## begin

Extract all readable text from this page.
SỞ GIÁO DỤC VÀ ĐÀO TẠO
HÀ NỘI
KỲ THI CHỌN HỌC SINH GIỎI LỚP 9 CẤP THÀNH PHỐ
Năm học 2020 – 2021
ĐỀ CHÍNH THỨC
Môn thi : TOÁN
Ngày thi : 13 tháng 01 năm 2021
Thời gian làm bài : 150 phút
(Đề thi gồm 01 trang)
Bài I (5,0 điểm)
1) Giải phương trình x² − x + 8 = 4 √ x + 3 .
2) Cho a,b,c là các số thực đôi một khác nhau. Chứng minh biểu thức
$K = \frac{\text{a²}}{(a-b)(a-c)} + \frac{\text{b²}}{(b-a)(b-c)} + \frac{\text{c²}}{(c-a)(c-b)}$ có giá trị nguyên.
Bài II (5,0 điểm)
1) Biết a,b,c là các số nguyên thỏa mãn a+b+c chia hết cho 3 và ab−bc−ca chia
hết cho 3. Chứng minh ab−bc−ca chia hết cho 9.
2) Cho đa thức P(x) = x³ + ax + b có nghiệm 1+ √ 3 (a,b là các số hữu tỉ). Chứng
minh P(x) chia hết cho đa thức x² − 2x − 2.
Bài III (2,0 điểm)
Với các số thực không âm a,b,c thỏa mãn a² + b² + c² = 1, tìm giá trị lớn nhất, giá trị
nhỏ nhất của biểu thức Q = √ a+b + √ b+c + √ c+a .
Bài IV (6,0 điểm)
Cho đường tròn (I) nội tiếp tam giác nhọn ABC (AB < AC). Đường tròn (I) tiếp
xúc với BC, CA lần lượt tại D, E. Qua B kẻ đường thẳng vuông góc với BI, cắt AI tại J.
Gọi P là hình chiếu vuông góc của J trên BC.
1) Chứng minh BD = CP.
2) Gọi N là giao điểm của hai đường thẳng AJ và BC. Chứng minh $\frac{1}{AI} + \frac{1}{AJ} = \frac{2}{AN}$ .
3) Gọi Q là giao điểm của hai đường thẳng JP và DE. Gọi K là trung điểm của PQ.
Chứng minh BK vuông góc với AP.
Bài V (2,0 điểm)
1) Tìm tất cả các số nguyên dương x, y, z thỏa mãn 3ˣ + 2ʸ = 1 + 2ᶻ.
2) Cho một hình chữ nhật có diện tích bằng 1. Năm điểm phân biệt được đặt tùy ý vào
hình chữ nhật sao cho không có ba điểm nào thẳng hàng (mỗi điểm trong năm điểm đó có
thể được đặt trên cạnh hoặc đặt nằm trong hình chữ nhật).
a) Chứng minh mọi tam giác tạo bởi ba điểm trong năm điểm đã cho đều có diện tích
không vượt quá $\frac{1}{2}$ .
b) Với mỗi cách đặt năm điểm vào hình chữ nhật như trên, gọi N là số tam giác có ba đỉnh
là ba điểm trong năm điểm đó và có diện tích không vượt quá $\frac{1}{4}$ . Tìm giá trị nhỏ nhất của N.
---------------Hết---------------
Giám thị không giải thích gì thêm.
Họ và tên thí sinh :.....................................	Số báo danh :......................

## end
## begin

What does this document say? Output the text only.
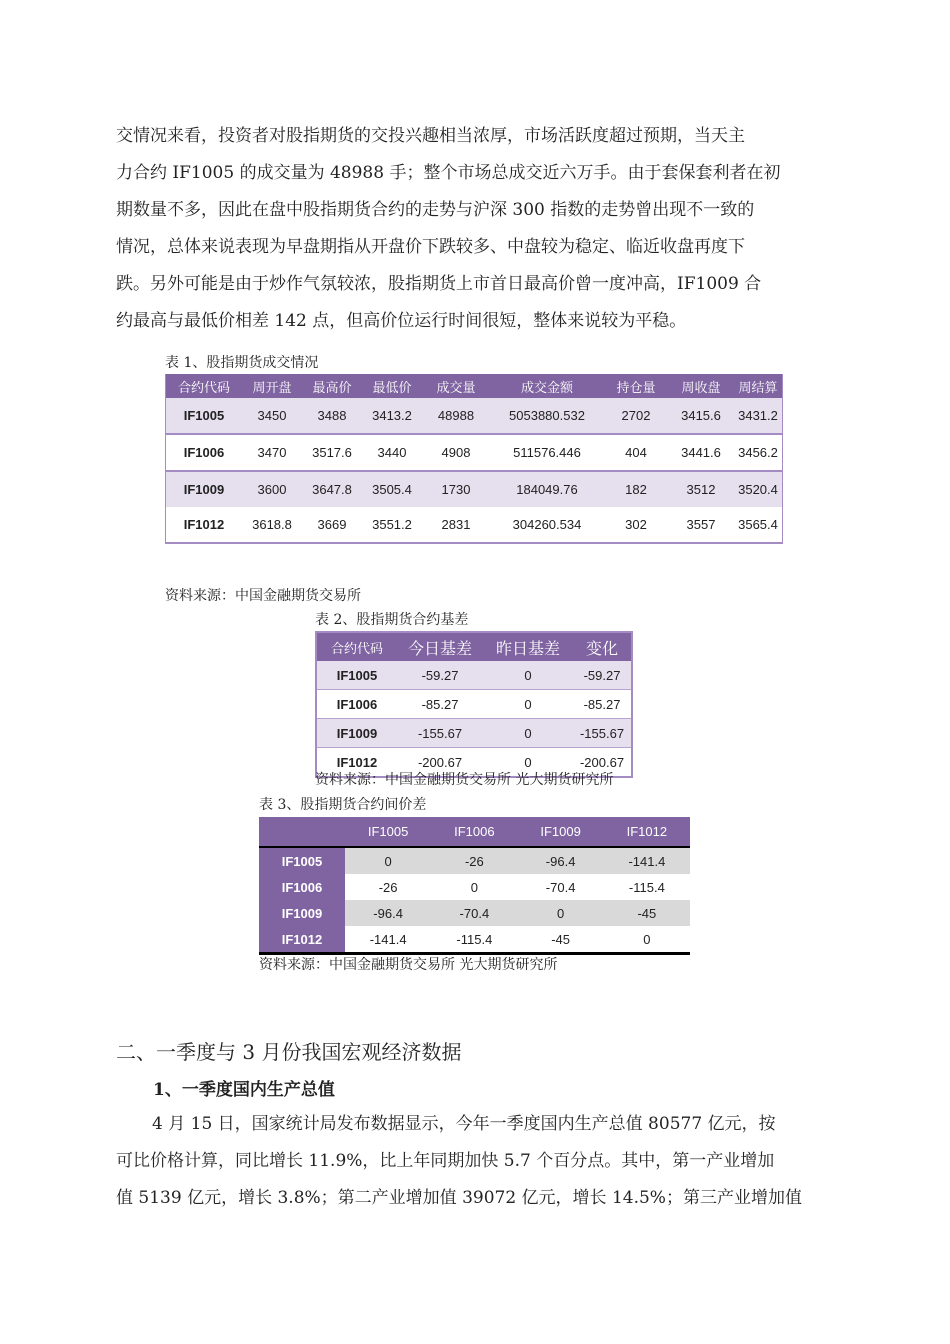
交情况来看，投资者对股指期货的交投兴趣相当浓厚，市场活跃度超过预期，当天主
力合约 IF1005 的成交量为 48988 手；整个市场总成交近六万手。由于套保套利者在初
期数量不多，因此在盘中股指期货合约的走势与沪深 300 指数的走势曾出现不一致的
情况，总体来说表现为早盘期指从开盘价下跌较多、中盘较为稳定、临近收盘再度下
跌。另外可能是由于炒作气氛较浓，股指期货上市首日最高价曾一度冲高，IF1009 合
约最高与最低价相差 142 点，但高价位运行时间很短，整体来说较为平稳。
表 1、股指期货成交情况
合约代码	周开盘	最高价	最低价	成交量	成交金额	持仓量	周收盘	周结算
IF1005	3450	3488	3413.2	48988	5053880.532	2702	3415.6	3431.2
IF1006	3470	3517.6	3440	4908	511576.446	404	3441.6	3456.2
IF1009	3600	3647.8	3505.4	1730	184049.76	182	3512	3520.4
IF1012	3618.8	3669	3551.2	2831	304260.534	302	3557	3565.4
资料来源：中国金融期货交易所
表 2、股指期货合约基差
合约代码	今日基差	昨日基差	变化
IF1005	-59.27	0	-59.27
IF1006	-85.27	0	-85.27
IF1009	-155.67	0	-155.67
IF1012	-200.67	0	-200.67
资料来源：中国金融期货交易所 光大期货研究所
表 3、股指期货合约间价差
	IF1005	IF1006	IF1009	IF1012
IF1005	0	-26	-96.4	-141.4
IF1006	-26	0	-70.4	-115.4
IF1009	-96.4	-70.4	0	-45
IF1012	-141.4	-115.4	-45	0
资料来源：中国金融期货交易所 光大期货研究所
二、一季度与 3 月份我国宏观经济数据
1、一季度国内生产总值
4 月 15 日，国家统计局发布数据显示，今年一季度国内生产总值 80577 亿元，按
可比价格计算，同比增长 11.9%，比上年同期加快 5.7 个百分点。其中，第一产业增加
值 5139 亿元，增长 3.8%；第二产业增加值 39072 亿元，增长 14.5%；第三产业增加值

## end
## begin

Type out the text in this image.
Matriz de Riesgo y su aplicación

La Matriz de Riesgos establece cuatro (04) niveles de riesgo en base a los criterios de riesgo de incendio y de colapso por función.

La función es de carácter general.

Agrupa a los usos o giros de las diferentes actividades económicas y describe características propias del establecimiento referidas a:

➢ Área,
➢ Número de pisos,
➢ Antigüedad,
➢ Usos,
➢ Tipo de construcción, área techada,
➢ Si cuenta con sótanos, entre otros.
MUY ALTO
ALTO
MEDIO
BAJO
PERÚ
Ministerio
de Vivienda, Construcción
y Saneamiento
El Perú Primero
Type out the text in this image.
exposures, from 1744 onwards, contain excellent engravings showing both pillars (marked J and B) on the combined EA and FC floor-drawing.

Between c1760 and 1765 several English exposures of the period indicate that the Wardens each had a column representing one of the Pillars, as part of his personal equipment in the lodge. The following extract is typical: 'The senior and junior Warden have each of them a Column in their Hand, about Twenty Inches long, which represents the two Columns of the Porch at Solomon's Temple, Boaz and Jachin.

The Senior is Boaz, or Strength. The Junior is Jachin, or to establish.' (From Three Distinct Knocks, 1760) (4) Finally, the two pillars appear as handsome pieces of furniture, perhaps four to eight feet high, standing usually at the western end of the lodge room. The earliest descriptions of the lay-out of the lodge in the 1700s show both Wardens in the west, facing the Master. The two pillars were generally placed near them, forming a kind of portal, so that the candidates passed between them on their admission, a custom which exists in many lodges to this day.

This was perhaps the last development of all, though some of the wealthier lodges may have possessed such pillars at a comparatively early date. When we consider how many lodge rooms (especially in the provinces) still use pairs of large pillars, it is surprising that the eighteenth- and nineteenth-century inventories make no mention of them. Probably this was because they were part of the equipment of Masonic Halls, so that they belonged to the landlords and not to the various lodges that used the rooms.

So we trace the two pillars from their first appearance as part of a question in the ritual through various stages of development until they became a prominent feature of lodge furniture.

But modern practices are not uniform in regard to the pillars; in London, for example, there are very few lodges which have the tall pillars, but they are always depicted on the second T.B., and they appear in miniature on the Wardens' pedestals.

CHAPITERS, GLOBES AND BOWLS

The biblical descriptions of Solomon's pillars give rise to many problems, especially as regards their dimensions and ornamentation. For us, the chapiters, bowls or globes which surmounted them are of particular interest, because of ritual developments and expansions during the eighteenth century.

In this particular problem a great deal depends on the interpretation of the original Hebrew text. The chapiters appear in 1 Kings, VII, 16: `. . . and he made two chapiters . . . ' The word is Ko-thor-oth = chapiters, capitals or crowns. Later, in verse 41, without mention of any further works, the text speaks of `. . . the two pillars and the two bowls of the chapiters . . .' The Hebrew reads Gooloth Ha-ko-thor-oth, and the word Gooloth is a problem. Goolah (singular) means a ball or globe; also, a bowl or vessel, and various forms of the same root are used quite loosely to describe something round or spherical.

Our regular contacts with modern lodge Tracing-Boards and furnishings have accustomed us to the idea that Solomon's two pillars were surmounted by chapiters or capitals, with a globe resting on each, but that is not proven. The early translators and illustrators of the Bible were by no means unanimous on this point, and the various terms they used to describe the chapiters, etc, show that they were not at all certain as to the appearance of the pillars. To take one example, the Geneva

## end

◆ GIVEN EXERCISE
Search the data above for lines holding "minh" and copy each of them.

◆ FULL OUTPUT
2) Cho a,b,c là các số thực đôi một khác nhau. Chứng minh biểu thức
hết cho 3. Chứng minh ab−bc−ca chia hết cho 9.
minh P(x) chia hết cho đa thức x² − 2x − 2.
1) Chứng minh BD = CP.
2) Gọi N là giao điểm của hai đường thẳng AJ và BC. Chứng minh $\frac{1}{AI} + \frac{1}{AJ} = \frac{2}{AN}$ .
Chứng minh BK vuông góc với AP.
a) Chứng minh mọi tam giác tạo bởi ba điểm trong năm điểm đã cho đều có diện tích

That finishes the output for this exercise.